---------- Information given

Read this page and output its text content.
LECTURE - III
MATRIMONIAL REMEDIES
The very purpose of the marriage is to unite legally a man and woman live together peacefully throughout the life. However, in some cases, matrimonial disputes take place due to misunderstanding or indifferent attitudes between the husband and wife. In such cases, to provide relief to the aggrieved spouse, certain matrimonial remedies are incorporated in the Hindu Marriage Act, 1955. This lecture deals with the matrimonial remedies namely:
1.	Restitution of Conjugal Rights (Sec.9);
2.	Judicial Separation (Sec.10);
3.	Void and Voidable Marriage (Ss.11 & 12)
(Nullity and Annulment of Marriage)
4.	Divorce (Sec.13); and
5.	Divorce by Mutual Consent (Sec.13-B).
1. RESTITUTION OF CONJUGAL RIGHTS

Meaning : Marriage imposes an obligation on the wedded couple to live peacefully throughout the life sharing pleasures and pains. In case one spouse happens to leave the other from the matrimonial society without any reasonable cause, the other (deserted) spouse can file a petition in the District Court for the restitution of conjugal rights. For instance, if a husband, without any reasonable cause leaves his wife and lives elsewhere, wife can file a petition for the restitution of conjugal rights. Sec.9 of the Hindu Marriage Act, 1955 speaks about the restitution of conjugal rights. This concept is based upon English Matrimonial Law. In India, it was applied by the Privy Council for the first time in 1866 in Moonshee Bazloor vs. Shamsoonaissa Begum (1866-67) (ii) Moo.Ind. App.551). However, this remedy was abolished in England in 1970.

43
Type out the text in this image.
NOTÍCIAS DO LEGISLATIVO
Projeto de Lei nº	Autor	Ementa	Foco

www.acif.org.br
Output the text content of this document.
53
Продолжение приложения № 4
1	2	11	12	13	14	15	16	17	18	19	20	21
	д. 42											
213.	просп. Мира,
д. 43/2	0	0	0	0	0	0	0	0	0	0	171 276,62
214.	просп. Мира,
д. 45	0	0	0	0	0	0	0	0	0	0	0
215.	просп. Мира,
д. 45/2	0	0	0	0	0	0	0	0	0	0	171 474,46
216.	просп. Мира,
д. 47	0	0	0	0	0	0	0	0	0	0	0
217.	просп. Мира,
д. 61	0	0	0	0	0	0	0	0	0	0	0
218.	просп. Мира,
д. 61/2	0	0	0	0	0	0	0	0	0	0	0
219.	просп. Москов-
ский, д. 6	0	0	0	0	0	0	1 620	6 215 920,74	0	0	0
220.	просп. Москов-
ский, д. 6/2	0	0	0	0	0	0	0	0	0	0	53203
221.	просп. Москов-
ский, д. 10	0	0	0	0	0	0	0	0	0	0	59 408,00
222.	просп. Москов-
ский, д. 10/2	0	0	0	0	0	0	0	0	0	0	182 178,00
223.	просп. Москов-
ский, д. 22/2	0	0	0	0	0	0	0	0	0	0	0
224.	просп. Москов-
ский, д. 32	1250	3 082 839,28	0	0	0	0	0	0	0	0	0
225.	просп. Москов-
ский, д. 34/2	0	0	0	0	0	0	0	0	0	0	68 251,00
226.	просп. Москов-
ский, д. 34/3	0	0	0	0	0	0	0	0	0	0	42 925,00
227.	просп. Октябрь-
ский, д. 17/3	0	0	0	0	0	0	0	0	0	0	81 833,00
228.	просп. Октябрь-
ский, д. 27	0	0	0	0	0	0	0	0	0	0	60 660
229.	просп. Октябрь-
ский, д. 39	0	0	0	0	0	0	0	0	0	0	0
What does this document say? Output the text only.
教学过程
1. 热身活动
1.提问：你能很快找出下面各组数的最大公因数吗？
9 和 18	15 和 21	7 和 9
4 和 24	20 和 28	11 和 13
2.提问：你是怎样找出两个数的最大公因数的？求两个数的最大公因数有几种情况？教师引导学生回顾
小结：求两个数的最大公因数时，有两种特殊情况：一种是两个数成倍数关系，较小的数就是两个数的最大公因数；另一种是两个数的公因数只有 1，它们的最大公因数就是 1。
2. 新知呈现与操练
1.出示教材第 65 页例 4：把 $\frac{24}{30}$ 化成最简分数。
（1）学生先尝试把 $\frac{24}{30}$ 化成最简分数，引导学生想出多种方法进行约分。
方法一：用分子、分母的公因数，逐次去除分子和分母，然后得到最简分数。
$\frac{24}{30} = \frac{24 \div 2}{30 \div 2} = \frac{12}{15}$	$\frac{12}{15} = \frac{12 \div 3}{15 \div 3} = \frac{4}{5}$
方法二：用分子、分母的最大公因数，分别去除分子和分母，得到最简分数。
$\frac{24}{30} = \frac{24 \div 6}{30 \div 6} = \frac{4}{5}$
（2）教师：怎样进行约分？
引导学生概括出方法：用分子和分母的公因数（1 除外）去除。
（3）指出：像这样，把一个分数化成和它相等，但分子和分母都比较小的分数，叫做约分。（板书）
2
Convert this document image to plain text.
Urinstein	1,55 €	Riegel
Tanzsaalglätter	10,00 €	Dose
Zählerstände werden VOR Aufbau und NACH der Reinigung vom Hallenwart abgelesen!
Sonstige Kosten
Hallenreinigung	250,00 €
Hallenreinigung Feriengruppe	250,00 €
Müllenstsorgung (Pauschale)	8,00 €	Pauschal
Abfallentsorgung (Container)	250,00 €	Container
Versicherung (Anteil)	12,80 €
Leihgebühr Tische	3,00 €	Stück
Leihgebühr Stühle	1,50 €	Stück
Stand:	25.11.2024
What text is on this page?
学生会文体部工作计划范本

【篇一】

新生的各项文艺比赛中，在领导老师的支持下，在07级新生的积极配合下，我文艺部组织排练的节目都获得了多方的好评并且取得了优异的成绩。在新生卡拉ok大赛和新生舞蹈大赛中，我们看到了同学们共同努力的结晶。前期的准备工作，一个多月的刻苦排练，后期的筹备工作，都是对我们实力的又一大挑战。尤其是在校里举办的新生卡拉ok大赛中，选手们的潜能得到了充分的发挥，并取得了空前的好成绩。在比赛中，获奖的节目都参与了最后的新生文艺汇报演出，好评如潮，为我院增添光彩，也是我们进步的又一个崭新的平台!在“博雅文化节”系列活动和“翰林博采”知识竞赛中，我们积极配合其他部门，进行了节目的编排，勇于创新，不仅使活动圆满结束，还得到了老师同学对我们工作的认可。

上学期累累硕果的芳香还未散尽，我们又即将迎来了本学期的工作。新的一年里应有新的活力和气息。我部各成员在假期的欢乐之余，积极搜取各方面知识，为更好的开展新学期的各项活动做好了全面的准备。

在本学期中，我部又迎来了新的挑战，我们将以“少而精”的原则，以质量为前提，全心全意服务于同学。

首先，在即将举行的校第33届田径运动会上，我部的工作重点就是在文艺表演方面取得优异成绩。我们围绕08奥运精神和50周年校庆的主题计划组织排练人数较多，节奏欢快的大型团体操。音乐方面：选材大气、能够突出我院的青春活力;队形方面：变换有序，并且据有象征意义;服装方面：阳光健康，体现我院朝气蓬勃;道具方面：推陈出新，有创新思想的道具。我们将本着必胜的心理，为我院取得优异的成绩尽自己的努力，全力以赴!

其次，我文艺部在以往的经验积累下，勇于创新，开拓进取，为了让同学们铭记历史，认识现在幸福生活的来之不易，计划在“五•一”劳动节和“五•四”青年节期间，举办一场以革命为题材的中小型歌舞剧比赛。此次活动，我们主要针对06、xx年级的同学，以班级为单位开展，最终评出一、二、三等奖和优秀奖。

--------------------

▶ Goal
What is the number of lines in the data above that include the word "content"? Answer with that number only.

▶ Response
2